Set task.
Copy every line that holds "este".

Information shown.

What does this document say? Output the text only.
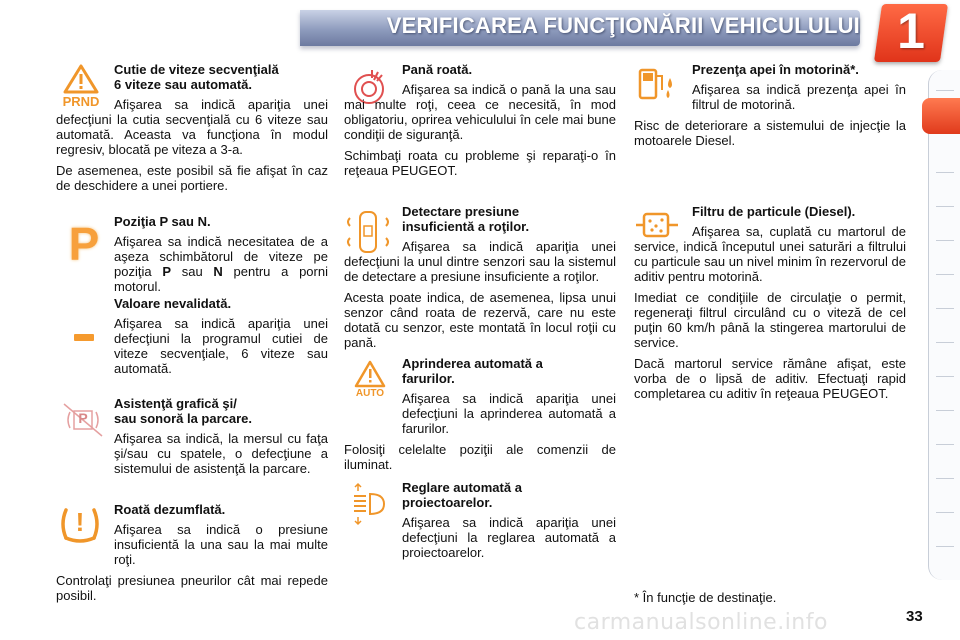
VERIFICAREA FUNCŢIONĂRII VEHICULULUI 1
PRND
P
P
!
Cutie de viteze secvenţială
6 viteze sau automată.

Afişarea sa indică apariţia unei defecţiuni la cutia secvenţială cu 6 viteze sau automată. Aceasta va funcţiona în modul regresiv, blocată pe viteza a 3-a.

De asemenea, este posibil să fie afişat în caz de deschidere a unei portiere.

Poziţia P sau N.

Afişarea sa indică necesitatea de a aşeza schimbătorul de viteze pe poziţia P sau N pentru a porni motorul.

Valoare nevalidată.

Afişarea sa indică apariţia unei defecţiuni la programul cutiei de viteze secvenţiale, 6 viteze sau automată.

Asistenţă grafică şi/
sau sonoră la parcare.

Afişarea sa indică, la mersul cu faţa şi/sau cu spatele, o defecţiune a sistemului de asistenţă la parcare.

Roată dezumflată.

Afişarea sa indică o presiune insuficientă la una sau la mai multe roţi.

Controlaţi presiunea pneurilor cât mai repede posibil.

AUTO
Pană roată.

Afişarea sa indică o pană la una sau mai multe roţi, ceea ce necesită, în mod obligatoriu, oprirea vehiculului în cele mai bune condiţii de siguranţă.

Schimbaţi roata cu probleme şi reparaţi-o în reţeaua PEUGEOT.

Detectare presiune
insuficientă a roţilor.

Afişarea sa indică apariţia unei defecţiuni la unul dintre senzori sau la sistemul de detectare a presiune insuficiente a roţilor.

Acesta poate indica, de asemenea, lipsa unui senzor când roata de rezervă, care nu este dotată cu senzor, este montată în locul roţii cu pană.

Aprinderea automată a
farurilor.

Afişarea sa indică apariţia unei defecţiuni la aprinderea automată a farurilor.

Folosiţi celelalte poziţii ale comenzii de iluminat.

Reglare automată a
proiectoarelor.

Afişarea sa indică apariţia unei defecţiuni la reglarea automată a proiectoarelor.

Prezenţa apei în motorină*.

Afişarea sa indică prezenţa apei în filtrul de motorină.

Risc de deteriorare a sistemului de injecţie la motoarele Diesel.

Filtru de particule (Diesel).

Afişarea sa, cuplată cu martorul de service, indică începutul unei saturări a filtrului cu particule sau un nivel minim în rezervorul de aditiv pentru motorină.

Imediat ce condiţiile de circulaţie o permit, regeneraţi filtrul circulând cu o viteză de cel puţin 60 km/h până la stingerea martorului de service.

Dacă martorul service rămâne afişat, este vorba de o lipsă de aditiv. Efectuaţi rapid completarea cu aditiv în reţeaua PEUGEOT.

* În funcţie de destinaţie.
carmanualsonline.info	33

Answer to the exercise.
De asemenea, este posibil să fie afişat în caz de deschidere a unei portiere.
Acesta poate indica, de asemenea, lipsa unui senzor când roata de rezervă, care nu este dotată cu senzor, este montată în locul roţii cu pană.
Dacă martorul service rămâne afişat, este vorba de o lipsă de aditiv. Efectuaţi rapid completarea cu aditiv în reţeaua PEUGEOT.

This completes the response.